* TEKSTFRAGMENT
:::::
ECLI:NL:GHARL:2020:1343

Gerechtshof Arnhem-Leeuwarden

Datum uitspraak
18 februari 2020
Publicatiedatum
18 februari 2020
Zaaknummer
200.263.748
Instantie
Gerechtshof Arnhem-Leeuwarden
Type
Uitspraak
Rechtsgebied
Civiel recht; Personen- en familierecht
Procedures
  • Hoger beroep
Vindplaatsen
  • Rechtspraak.nl
AI samenvatting door LexboostAutomatisch gegenereerd

Verzoek om vervangende toestemming voor verhuizing naar het buitenland afgewezen

In deze zaak heeft het Gerechtshof Arnhem-Leeuwarden op 18 februari 2020 uitspraak gedaan in hoger beroep over een verzoek van de moeder om vervangende toestemming te verlenen voor verhuizing met haar kinderen naar Polen. De moeder, die de dagelijkse zorg voor de kinderen heeft, verzocht het hof om de eerder door de rechtbank Overijssel afgewezen beschikking te vernietigen. De vader, die in Nederland woont en de kinderen regelmatig ziet, voerde verweer tegen het verzoek van de moeder. Het hof heeft in zijn overwegingen de belangen van de kinderen, de noodzaak van de verhuizing en de gevolgen voor het contact tussen de kinderen en de vader afgewogen. Het hof concludeerde dat de moeder niet voldoende heeft aangetoond dat de verhuizing noodzakelijk was en dat de verhuizing zou leiden tot een aanzienlijke beperking van het contact tussen de kinderen en de vader. De moeder's argumenten over haar sociale netwerk en werkmogelijkheden in Polen werden niet als zwaarwegend genoeg beschouwd. Uiteindelijk heeft het hof de bestreden beschikking bekrachtigd, waarmee de moeder niet de toestemming kreeg om met de kinderen naar Polen te verhuizen.

Uitspraak

GERECHTSHOF ARNHEM-LEEUWARDEN

locatie Arnhem
afdeling civiel recht
zaaknummer gerechtshof 200.263.748
(zaaknummer rechtbank Overijssel 229567)
beschikking van 18 februari 2020
inzake
[verzoekster],
wonende te [woonplaats] ,
verzoekster in hoger beroep,
verder te noemen: de moeder,
advocaat: mr. L.J.A. Eshuis-Nijmeijer te Almelo,
en
[verweerder],
wonende te [woonplaats] ,
verweerder in hoger beroep,
verder te noemen: de vader,
advocaat: mr. E. Kocabas-Güler te Zoetermeer.

1.Het geding in eerste aanleg

Het hof verwijst voor het geding in eerste aanleg naar de beschikking van de rechtbank Overijssel, zittingsplaats Almelo, van 20 mei 2019 uitgesproken onder voormeld zaaknummer (verder ook te noemen: de bestreden beschikking).
:::::
* GEËXTRAHEERDE GEGEVENS
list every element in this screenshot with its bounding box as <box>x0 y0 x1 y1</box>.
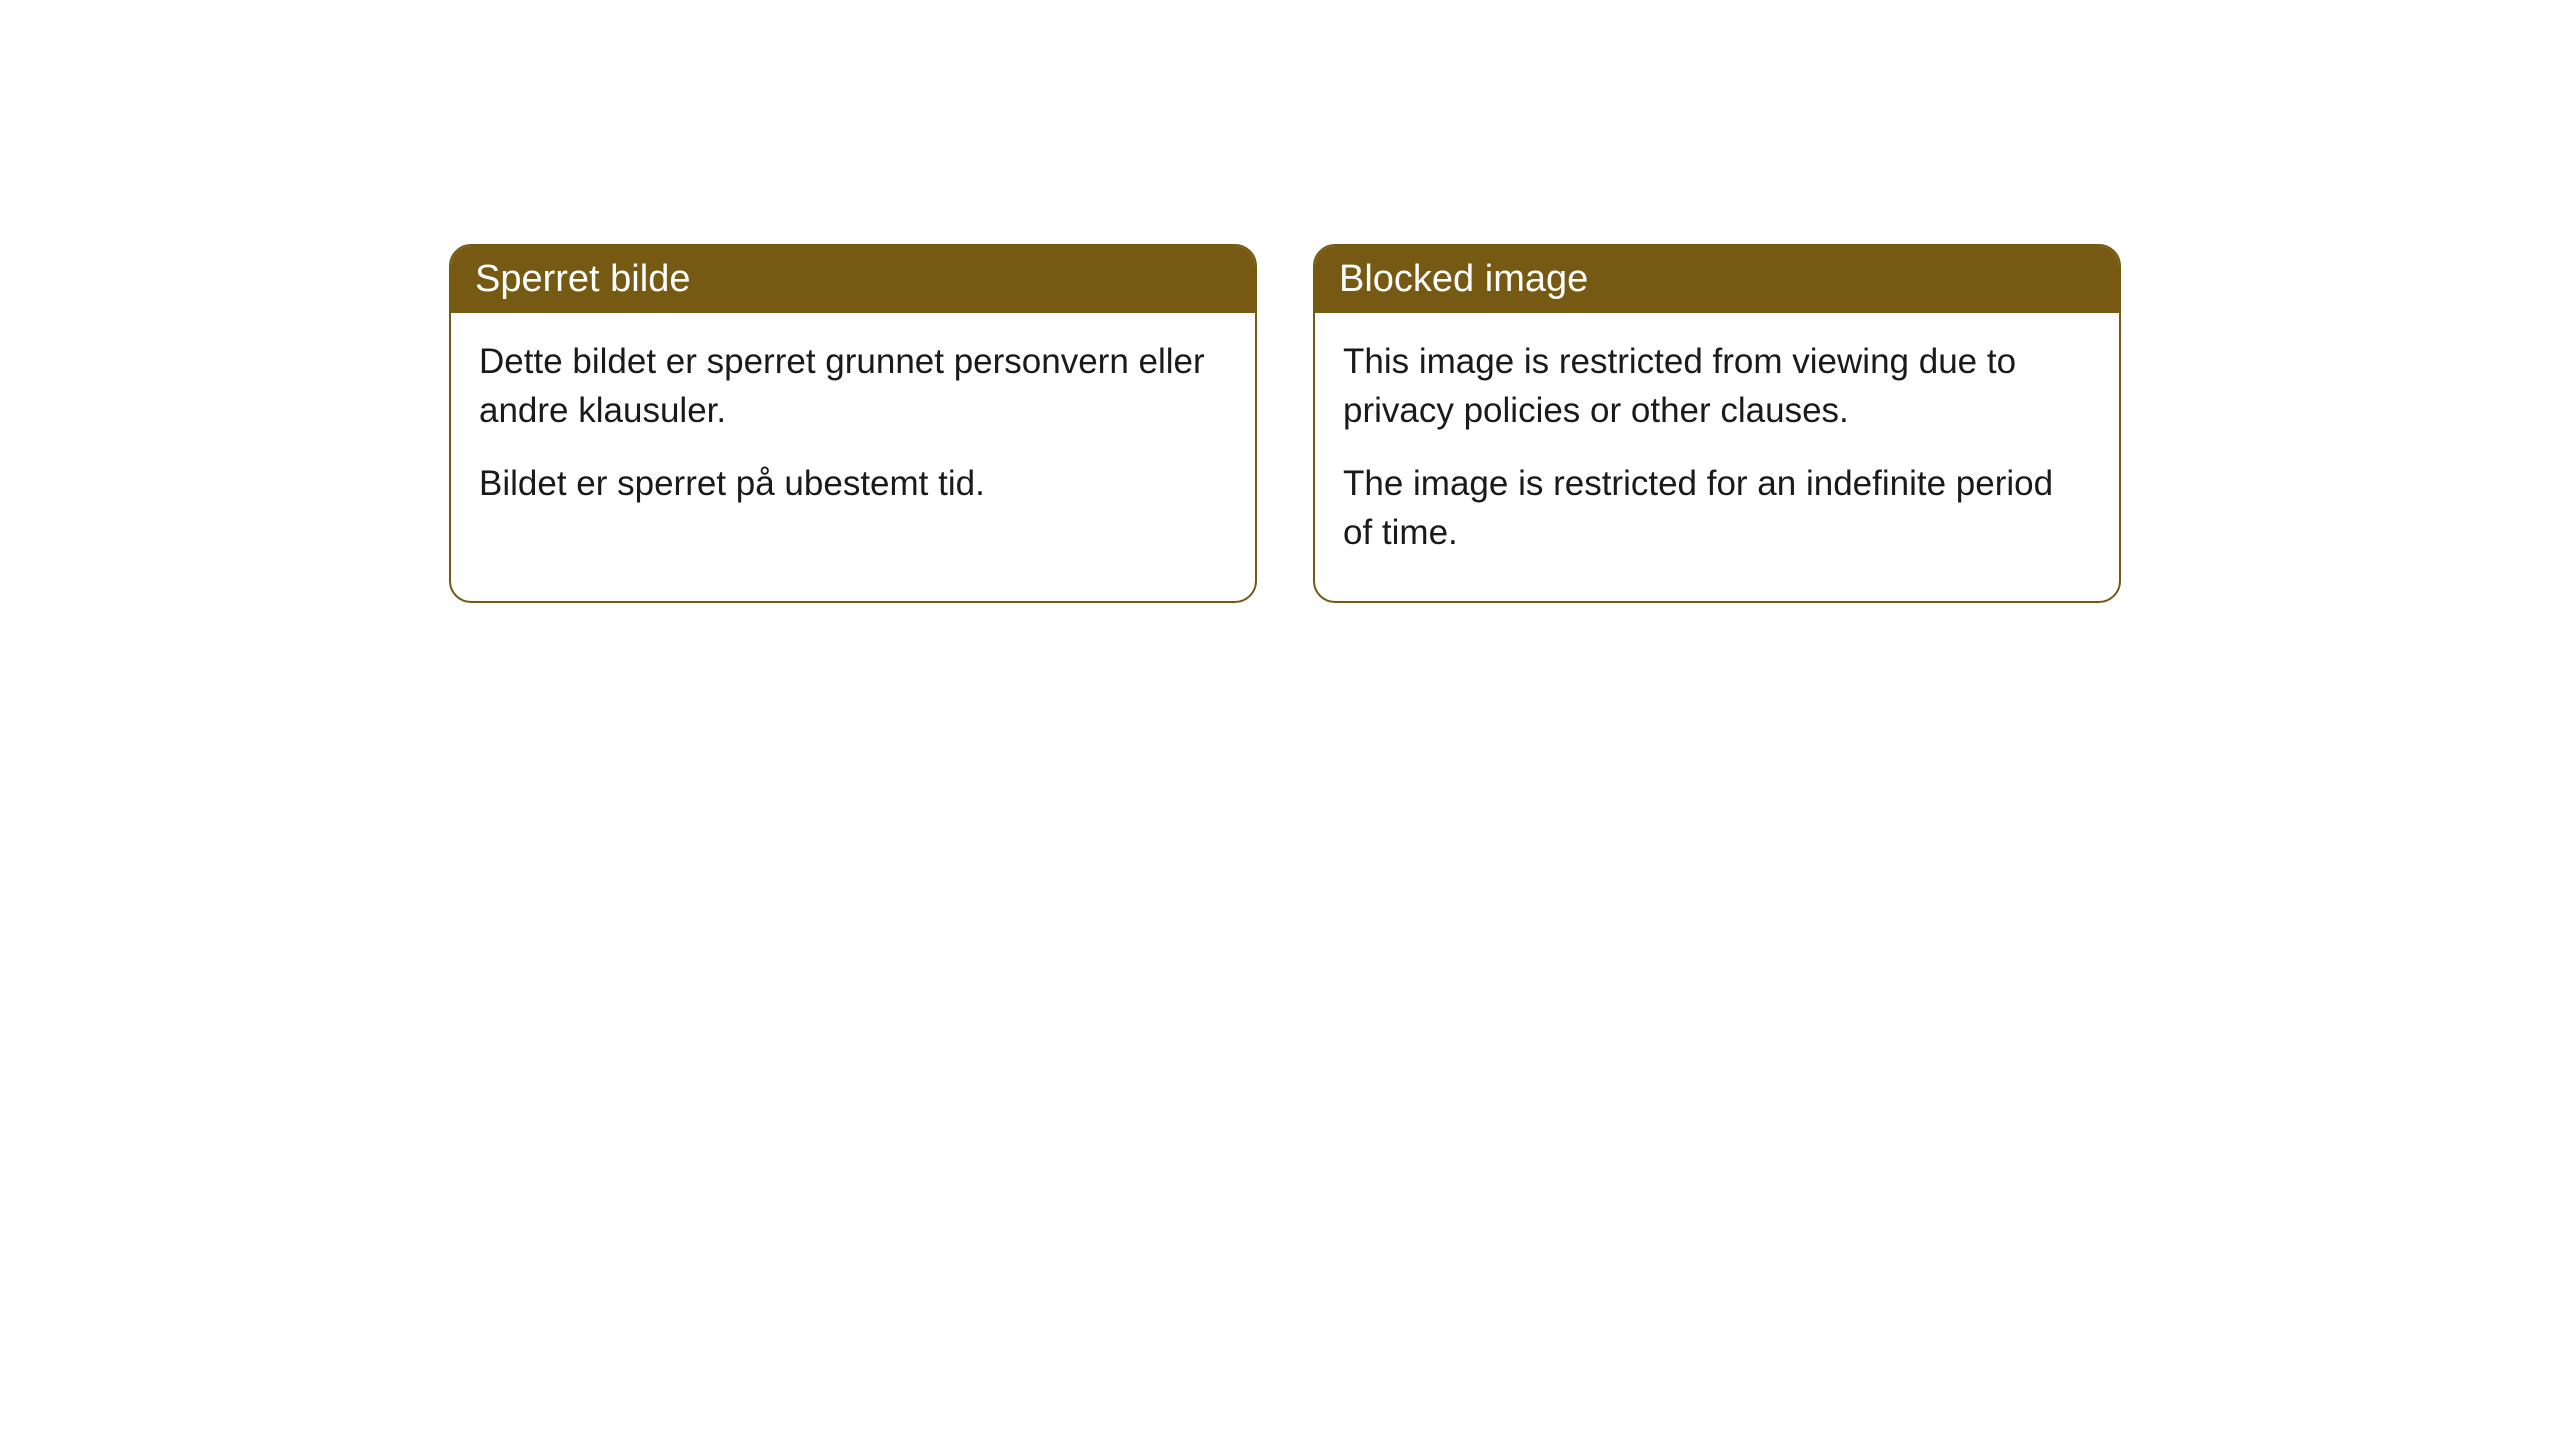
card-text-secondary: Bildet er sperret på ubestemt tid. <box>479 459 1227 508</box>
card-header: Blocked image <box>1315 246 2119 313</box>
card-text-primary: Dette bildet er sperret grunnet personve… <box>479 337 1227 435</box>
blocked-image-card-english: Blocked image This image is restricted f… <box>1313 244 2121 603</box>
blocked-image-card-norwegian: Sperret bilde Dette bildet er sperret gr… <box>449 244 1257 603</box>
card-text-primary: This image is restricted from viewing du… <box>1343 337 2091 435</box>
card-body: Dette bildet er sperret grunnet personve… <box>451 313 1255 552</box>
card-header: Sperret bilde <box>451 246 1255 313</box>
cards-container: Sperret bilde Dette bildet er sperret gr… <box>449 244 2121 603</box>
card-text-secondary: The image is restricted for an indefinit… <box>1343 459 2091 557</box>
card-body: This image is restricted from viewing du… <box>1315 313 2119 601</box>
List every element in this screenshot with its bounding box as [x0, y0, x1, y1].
:::::
* OPDRACHTEN
A. Neem uit de uitspraak van het hof het gedeelte van "1.Het geding in" tot en met "de bestreden beschikking)." letterlijk over.
B. Schrijf de records letterlijk uit, van het begin tot en met de regel met "card-header: Blocked image". Laat de afbeeldingen weg.

* ANTWOORDEN
A.
1.Het geding in eerste aanleg

Het hof verwijst voor het geding in eerste aanleg naar de beschikking van de rechtbank Overijssel, zittingsplaats Almelo, van 20 mei 2019 uitgesproken onder voormeld zaaknummer (verder ook te noemen: de bestreden beschikking).

B.
list every element in this screenshot with its bounding box as <box>x0 y0 x1 y1</box>.
card-text-secondary: Bildet er sperret på ubestemt tid. <box>479 459 1227 508</box>
card-header: Blocked image <box>1315 246 2119 313</box>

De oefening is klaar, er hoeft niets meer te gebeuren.